• _YOUR OBJECTIVE_: Scan the data below. Pull out each line where "this" occurs.

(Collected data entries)
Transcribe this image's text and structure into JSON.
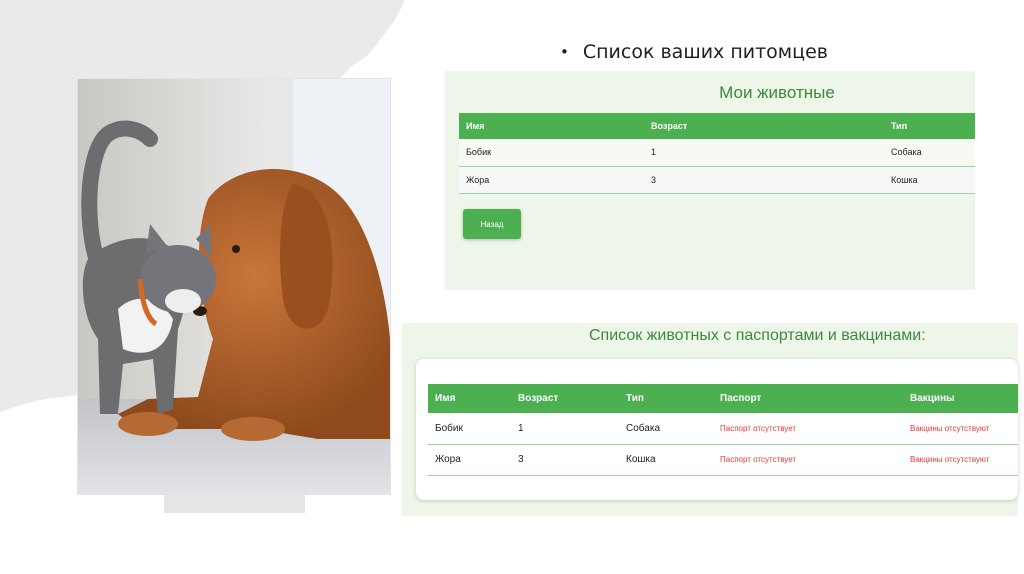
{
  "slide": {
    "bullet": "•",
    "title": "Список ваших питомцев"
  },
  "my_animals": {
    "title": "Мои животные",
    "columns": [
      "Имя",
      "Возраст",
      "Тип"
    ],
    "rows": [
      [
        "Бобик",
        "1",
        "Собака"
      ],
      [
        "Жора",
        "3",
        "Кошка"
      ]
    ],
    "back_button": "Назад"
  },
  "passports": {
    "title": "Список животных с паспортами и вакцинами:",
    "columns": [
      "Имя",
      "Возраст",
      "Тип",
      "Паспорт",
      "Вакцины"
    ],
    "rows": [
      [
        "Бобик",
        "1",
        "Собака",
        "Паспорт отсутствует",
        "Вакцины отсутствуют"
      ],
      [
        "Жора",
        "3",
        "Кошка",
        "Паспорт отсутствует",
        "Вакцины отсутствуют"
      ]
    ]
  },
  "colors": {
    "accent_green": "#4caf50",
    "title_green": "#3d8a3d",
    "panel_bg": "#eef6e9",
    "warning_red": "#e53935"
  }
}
--
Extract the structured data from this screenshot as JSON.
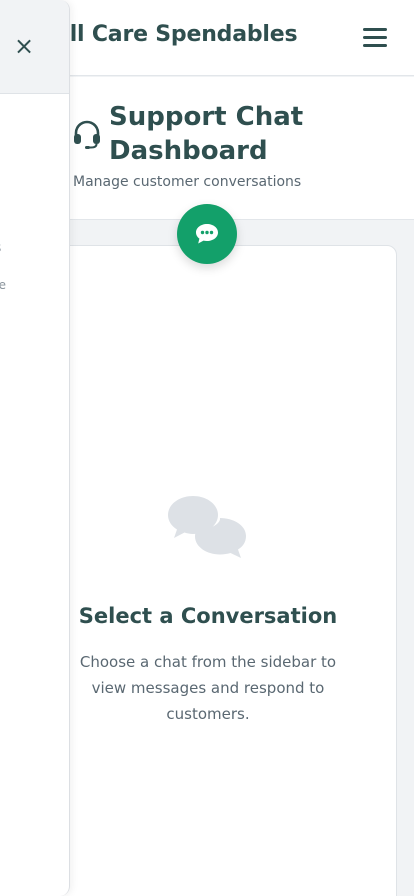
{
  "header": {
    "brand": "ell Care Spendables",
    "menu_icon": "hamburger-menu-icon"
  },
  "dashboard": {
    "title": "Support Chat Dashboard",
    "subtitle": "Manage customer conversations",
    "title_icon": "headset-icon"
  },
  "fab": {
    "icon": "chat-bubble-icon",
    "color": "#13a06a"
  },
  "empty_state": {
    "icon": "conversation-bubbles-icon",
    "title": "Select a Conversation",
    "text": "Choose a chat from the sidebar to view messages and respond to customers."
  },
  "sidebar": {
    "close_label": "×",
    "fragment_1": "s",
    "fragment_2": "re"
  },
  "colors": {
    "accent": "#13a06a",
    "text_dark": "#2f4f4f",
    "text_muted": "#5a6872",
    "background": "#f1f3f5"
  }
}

• _TASK RESPONSE_:
Transcribe this image's text and structure into JSON.
Extract the structured data from this screenshot as JSON.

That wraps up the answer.